Wedding destinations don’t come much more romantic than Italy, a country that holds a very special place in my heart. And what’s not to love? Incredible scenery, a rich history, delicious food, good wine, and people who know how to celebrate la dolce vita! From the sun-drenched hills of Tuscany to the beaches of the Amalfi Coast, there are hundreds of unforgettable wedding venues. Villas, castles, vineyards, grand palaces, ruins… It’s hard to choose. But planning a destination wedding in Italy definitely has its challenges, especially if you aren’t working with a local wedding planner (something I would definitely recommend!). To help you get started, I’ve put together this little guide. It covers everything from when to plan your Italian destination wedding to ideas for your Italian wedding stationery.
Where to Plan a Wedding in Italy
When it comes to choosing your wedding location in Italy, you really are spoilt for choice. Every region has something special to offer. One of the best places to start is to choose a location that fits your travel plans. Flights from the UK take between 2-4 hours, and are often concentrated around larger tourist centres like Florence and Rome. Even if you don’t want to get married in one of these cities, it’s a good idea to choose somewhere that’s easy to access for your guests, to keep the logistics manageable.
In Italy you can choose to have a religious ceremony, a civil ceremony, or a symbolic ceremony or blessing. Whichever you choose will have a bearing on your venue options. For example, if you’re having a church ceremony, you will need to make sure that your reception site is within an easy distance. If you have a civil ceremony, you have a choice of pre-approved locations (many of which are spectacular historical buildings). However, if you’re dreaming of an outdoor wedding at your villa or a beach ceremony, these will only be symbolic and you’ll need to have a civil ceremony performed either in Italy or at home as well.
Some of the hotspots for a destination wedding in Italy include: Rome, Florence, Venice, the Tuscan or Umbrian countrysides, the Lake District, the Italian Riviera, the Amalfi Coast, and Puglia.
When to Plan a Wedding in Italy
The Italian wedding season runs from April to October. Spring is beautiful, but does bring some risk of rain. Summer is a delight, especially if you want a coastal wedding. Do bear in mind that July and August can be extremely hot and muggy, as well as crowded in cities. August can also be difficult as many Italians are on holiday during this time, and businesses, venues and government offices may be closed. Of course, if a winter wedding is more your vibe, then you’ll have lots of options, including a romantic snowy wedding in the Italian alps.
Making It Legal
The following is meant as a guide only and is not comprehensive, nor does it constitute legal advice. Specifications and requirements may change, so I strongly advise you to consult your local embassy or consulate for up-to-date legal requirements.
============
TASKS TO CARRY OUT >>
1. Please turn the paragraph of the Italy wedding guide beginning "The Italian wedding season runs" into a short bulleted list that keeps its main facts.
2. From the Italy wedding guide, write out word for word the passage from "In Italy you" up to and including "Coast, and Puglia.".
The data after the text isn't needed for anything here.

DATA SHOWN >>
============
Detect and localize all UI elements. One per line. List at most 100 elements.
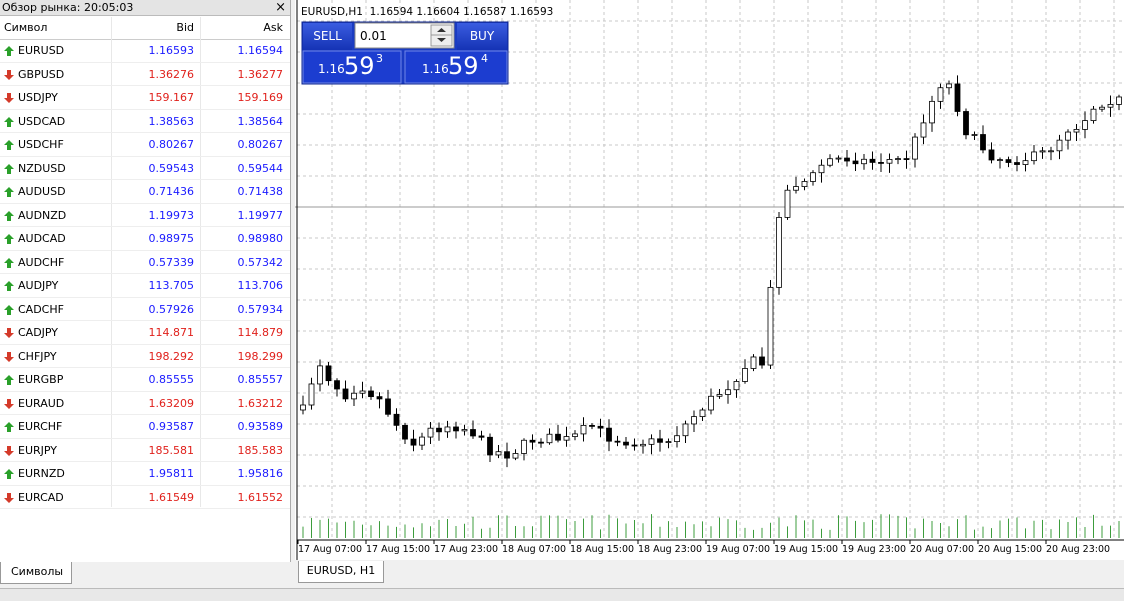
============
SOLUTIONS BY TASK >>
1.
- The wedding season runs from April to October.
- Spring is beautiful but brings some risk of rain.
- Summer is a delight, especially for a coastal wedding, though July and August can be extremely hot, muggy, and crowded in cities.
- In August many Italians are on holiday, so businesses, venues, and government offices may be closed.
- Winter offers lots of options, including a romantic snowy wedding in the Italian alps.

2.
In Italy you can choose to have a religious ceremony, a civil ceremony, or a symbolic ceremony or blessing. Whichever you choose will have a bearing on your venue options. For example, if you’re having a church ceremony, you will need to make sure that your reception site is within an easy distance. If you have a civil ceremony, you have a choice of pre-approved locations (many of which are spectacular historical buildings). However, if you’re dreaming of an outdoor wedding at your villa or a beach ceremony, these will only be symbolic and you’ll need to have a civil ceremony performed either in Italy or at home as well.
Some of the hotspots for a destination wedding in Italy include: Rome, Florence, Venice, the Tuscan or Umbrian countrysides, the Lake District, the Italian Riviera, the Amalfi Coast, and Puglia.